» **Aim of the exercise**: Present each line of the entries below that holds the word "Risiken".

** start of Input **

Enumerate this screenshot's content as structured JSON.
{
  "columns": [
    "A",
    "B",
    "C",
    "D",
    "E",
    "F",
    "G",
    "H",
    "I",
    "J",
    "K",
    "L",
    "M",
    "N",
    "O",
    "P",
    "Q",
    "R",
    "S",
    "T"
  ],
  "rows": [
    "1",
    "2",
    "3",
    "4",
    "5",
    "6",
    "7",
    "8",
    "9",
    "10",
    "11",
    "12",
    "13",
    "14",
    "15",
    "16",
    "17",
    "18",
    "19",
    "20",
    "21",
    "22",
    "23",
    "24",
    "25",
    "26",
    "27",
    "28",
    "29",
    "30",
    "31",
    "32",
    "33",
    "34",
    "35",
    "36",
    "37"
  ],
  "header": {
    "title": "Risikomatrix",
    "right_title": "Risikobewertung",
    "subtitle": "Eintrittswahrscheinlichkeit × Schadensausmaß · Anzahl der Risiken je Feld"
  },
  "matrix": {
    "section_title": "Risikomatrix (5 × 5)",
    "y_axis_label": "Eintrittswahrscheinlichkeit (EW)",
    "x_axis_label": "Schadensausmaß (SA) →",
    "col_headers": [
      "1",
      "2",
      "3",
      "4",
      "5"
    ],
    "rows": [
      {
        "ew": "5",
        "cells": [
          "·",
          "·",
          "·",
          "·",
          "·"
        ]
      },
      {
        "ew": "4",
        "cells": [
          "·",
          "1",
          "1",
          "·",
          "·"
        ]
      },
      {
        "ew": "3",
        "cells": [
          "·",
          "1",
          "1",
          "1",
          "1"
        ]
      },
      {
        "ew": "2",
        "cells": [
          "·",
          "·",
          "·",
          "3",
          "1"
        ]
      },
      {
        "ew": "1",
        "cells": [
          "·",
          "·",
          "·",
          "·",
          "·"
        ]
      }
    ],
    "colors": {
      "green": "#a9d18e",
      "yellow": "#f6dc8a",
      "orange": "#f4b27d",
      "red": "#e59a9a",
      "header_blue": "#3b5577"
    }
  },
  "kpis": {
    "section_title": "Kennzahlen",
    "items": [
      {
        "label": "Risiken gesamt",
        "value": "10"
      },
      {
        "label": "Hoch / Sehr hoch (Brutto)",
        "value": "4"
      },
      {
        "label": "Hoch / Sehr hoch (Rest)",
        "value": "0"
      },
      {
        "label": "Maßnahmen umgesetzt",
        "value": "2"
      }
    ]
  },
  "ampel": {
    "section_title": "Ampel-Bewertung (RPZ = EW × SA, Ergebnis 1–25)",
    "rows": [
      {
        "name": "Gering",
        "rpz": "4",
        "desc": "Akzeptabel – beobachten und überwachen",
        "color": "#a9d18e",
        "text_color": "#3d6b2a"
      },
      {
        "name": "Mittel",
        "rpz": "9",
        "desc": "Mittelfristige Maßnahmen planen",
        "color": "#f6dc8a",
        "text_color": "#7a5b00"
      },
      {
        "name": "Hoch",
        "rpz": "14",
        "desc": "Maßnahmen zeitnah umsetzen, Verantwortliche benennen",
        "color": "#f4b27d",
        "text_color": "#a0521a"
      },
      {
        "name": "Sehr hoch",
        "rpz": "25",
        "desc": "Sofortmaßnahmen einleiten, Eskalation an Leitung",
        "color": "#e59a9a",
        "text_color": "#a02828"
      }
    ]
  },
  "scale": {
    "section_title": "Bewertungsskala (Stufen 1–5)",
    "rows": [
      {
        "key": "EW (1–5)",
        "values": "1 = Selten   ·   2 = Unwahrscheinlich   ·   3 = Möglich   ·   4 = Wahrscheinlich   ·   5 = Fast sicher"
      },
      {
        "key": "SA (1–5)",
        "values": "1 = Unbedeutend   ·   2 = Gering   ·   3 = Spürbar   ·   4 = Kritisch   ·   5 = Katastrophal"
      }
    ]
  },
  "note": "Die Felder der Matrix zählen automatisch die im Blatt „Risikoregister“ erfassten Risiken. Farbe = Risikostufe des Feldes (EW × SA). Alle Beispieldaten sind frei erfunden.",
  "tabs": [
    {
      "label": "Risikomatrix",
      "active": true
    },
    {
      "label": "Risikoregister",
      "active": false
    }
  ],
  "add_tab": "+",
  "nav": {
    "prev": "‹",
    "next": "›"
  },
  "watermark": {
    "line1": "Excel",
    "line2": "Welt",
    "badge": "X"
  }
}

** end of Input **

» **Answer to the task**:
    "subtitle": "Eintrittswahrscheinlichkeit × Schadensausmaß · Anzahl der Risiken je Feld"
        "label": "Risiken gesamt",
  "note": "Die Felder der Matrix zählen automatisch die im Blatt „Risikoregister“ erfassten Risiken. Farbe = Risikostufe des Feldes (EW × SA). Alle Beispieldaten sind frei erfunden.",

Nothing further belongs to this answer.